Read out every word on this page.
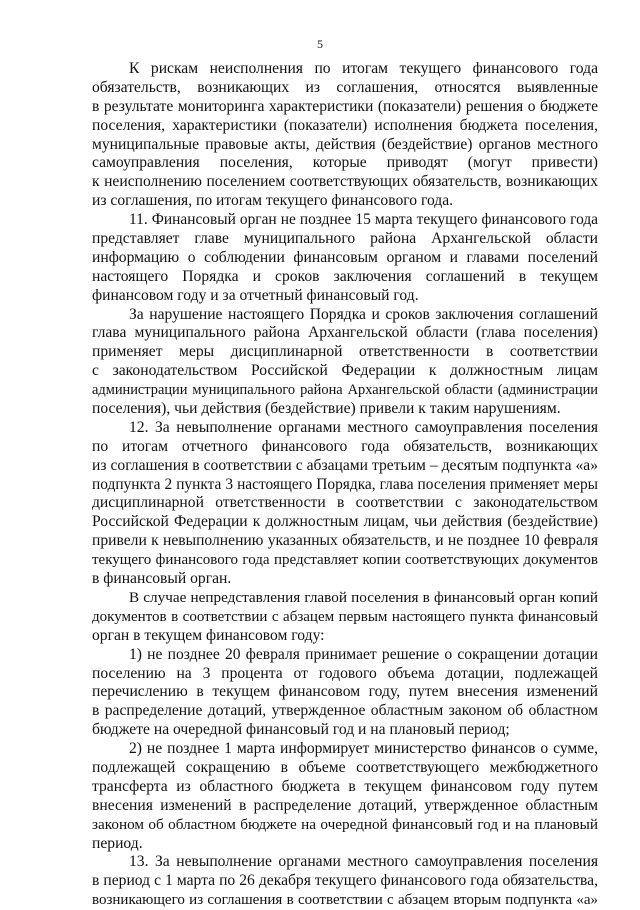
5
К рискам неисполнения по итогам текущего финансового года
обязательств, возникающих из соглашения, относятся выявленные
в результате мониторинга характеристики (показатели) решения о бюджете
поселения, характеристики (показатели) исполнения бюджета поселения,
муниципальные правовые акты, действия (бездействие) органов местного
самоуправления поселения, которые приводят (могут привести)
к неисполнению поселением соответствующих обязательств, возникающих
из соглашения, по итогам текущего финансового года.
11. Финансовый орган не позднее 15 марта текущего финансового года
представляет главе муниципального района Архангельской области
информацию о соблюдении финансовым органом и главами поселений
настоящего Порядка и сроков заключения соглашений в текущем
финансовом году и за отчетный финансовый год.
За нарушение настоящего Порядка и сроков заключения соглашений
глава муниципального района Архангельской области (глава поселения)
применяет меры дисциплинарной ответственности в соответствии
с законодательством Российской Федерации к должностным лицам
администрации муниципального района Архангельской области (администрации
поселения), чьи действия (бездействие) привели к таким нарушениям.
12. За невыполнение органами местного самоуправления поселения
по итогам отчетного финансового года обязательств, возникающих
из соглашения в соответствии с абзацами третьим – десятым подпункта «а»
подпункта 2 пункта 3 настоящего Порядка, глава поселения применяет меры
дисциплинарной ответственности в соответствии с законодательством
Российской Федерации к должностным лицам, чьи действия (бездействие)
привели к невыполнению указанных обязательств, и не позднее 10 февраля
текущего финансового года представляет копии соответствующих документов
в финансовый орган.
В случае непредставления главой поселения в финансовый орган копий
документов в соответствии с абзацем первым настоящего пункта финансовый
орган в текущем финансовом году:
1) не позднее 20 февраля принимает решение о сокращении дотации
поселению на 3 процента от годового объема дотации, подлежащей
перечислению в текущем финансовом году, путем внесения изменений
в распределение дотаций, утвержденное областным законом об областном
бюджете на очередной финансовый год и на плановый период;
2) не позднее 1 марта информирует министерство финансов о сумме,
подлежащей сокращению в объеме соответствующего межбюджетного
трансферта из областного бюджета в текущем финансовом году путем
внесения изменений в распределение дотаций, утвержденное областным
законом об областном бюджете на очередной финансовый год и на плановый
период.
13. За невыполнение органами местного самоуправления поселения
в период с 1 марта по 26 декабря текущего финансового года обязательства,
возникающего из соглашения в соответствии с абзацем вторым подпункта «а»
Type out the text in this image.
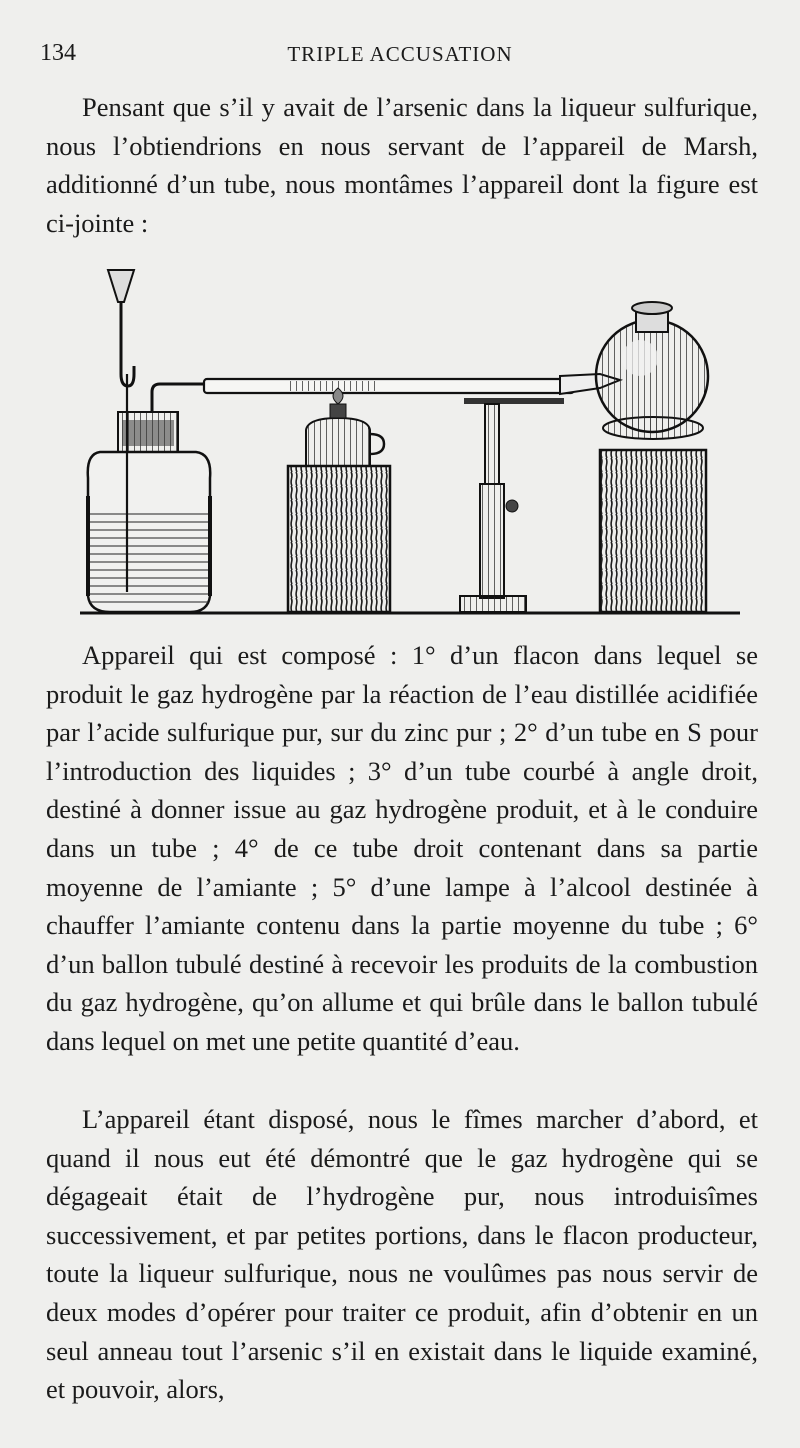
134	TRIPLE ACCUSATION

Pensant que s’il y avait de l’arsenic dans la liqueur sulfurique, nous l’obtiendrions en nous servant de l’appareil de Marsh, additionné d’un tube, nous montâmes l’appareil dont la figure est ci-jointe :

Appareil qui est composé : 1° d’un flacon dans lequel se produit le gaz hydrogène par la réaction de l’eau distillée acidifiée par l’acide sulfurique pur, sur du zinc pur ; 2° d’un tube en S pour l’introduction des liquides ; 3° d’un tube courbé à angle droit, destiné à donner issue au gaz hydrogène produit, et à le conduire dans un tube ; 4° de ce tube droit contenant dans sa partie moyenne de l’amiante ; 5° d’une lampe à l’alcool destinée à chauffer l’amiante contenu dans la partie moyenne du tube ; 6° d’un ballon tubulé destiné à recevoir les produits de la combustion du gaz hydrogène, qu’on allume et qui brûle dans le ballon tubulé dans lequel on met une petite quantité d’eau.

L’appareil étant disposé, nous le fîmes marcher d’abord, et quand il nous eut été démontré que le gaz hydrogène qui se dégageait était de l’hydrogène pur, nous introduisîmes successivement, et par petites portions, dans le flacon producteur, toute la liqueur sulfurique, nous ne voulûmes pas nous servir de deux modes d’opérer pour traiter ce produit, afin d’obtenir en un seul anneau tout l’arsenic s’il en existait dans le liquide examiné, et pouvoir, alors,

- - -

→ **JOB**
Each record should be quoted exactly, with the images omitted.

→ **COMPLETE ANSWER**
Read out every word on this page.
5
К рискам неисполнения по итогам текущего финансового года
обязательств, возникающих из соглашения, относятся выявленные
в результате мониторинга характеристики (показатели) решения о бюджете
поселения, характеристики (показатели) исполнения бюджета поселения,
муниципальные правовые акты, действия (бездействие) органов местного
самоуправления поселения, которые приводят (могут привести)
к неисполнению поселением соответствующих обязательств, возникающих
из соглашения, по итогам текущего финансового года.
11. Финансовый орган не позднее 15 марта текущего финансового года
представляет главе муниципального района Архангельской области
информацию о соблюдении финансовым органом и главами поселений
настоящего Порядка и сроков заключения соглашений в текущем
финансовом году и за отчетный финансовый год.
За нарушение настоящего Порядка и сроков заключения соглашений
глава муниципального района Архангельской области (глава поселения)
применяет меры дисциплинарной ответственности в соответствии
с законодательством Российской Федерации к должностным лицам
администрации муниципального района Архангельской области (администрации
поселения), чьи действия (бездействие) привели к таким нарушениям.
12. За невыполнение органами местного самоуправления поселения
по итогам отчетного финансового года обязательств, возникающих
из соглашения в соответствии с абзацами третьим – десятым подпункта «а»
подпункта 2 пункта 3 настоящего Порядка, глава поселения применяет меры
дисциплинарной ответственности в соответствии с законодательством
Российской Федерации к должностным лицам, чьи действия (бездействие)
привели к невыполнению указанных обязательств, и не позднее 10 февраля
текущего финансового года представляет копии соответствующих документов
в финансовый орган.
В случае непредставления главой поселения в финансовый орган копий
документов в соответствии с абзацем первым настоящего пункта финансовый
орган в текущем финансовом году:
1) не позднее 20 февраля принимает решение о сокращении дотации
поселению на 3 процента от годового объема дотации, подлежащей
перечислению в текущем финансовом году, путем внесения изменений
в распределение дотаций, утвержденное областным законом об областном
бюджете на очередной финансовый год и на плановый период;
2) не позднее 1 марта информирует министерство финансов о сумме,
подлежащей сокращению в объеме соответствующего межбюджетного
трансферта из областного бюджета в текущем финансовом году путем
внесения изменений в распределение дотаций, утвержденное областным
законом об областном бюджете на очередной финансовый год и на плановый
период.
13. За невыполнение органами местного самоуправления поселения
в период с 1 марта по 26 декабря текущего финансового года обязательства,
возникающего из соглашения в соответствии с абзацем вторым подпункта «а»
Type out the text in this image.
134	TRIPLE ACCUSATION

Pensant que s’il y avait de l’arsenic dans la liqueur sulfurique, nous l’obtiendrions en nous servant de l’appareil de Marsh, additionné d’un tube, nous montâmes l’appareil dont la figure est ci-jointe :

Appareil qui est composé : 1° d’un flacon dans lequel se produit le gaz hydrogène par la réaction de l’eau distillée acidifiée par l’acide sulfurique pur, sur du zinc pur ; 2° d’un tube en S pour l’introduction des liquides ; 3° d’un tube courbé à angle droit, destiné à donner issue au gaz hydrogène produit, et à le conduire dans un tube ; 4° de ce tube droit contenant dans sa partie moyenne de l’amiante ; 5° d’une lampe à l’alcool destinée à chauffer l’amiante contenu dans la partie moyenne du tube ; 6° d’un ballon tubulé destiné à recevoir les produits de la combustion du gaz hydrogène, qu’on allume et qui brûle dans le ballon tubulé dans lequel on met une petite quantité d’eau.

L’appareil étant disposé, nous le fîmes marcher d’abord, et quand il nous eut été démontré que le gaz hydrogène qui se dégageait était de l’hydrogène pur, nous introduisîmes successivement, et par petites portions, dans le flacon producteur, toute la liqueur sulfurique, nous ne voulûmes pas nous servir de deux modes d’opérer pour traiter ce produit, afin d’obtenir en un seul anneau tout l’arsenic s’il en existait dans le liquide examiné, et pouvoir, alors,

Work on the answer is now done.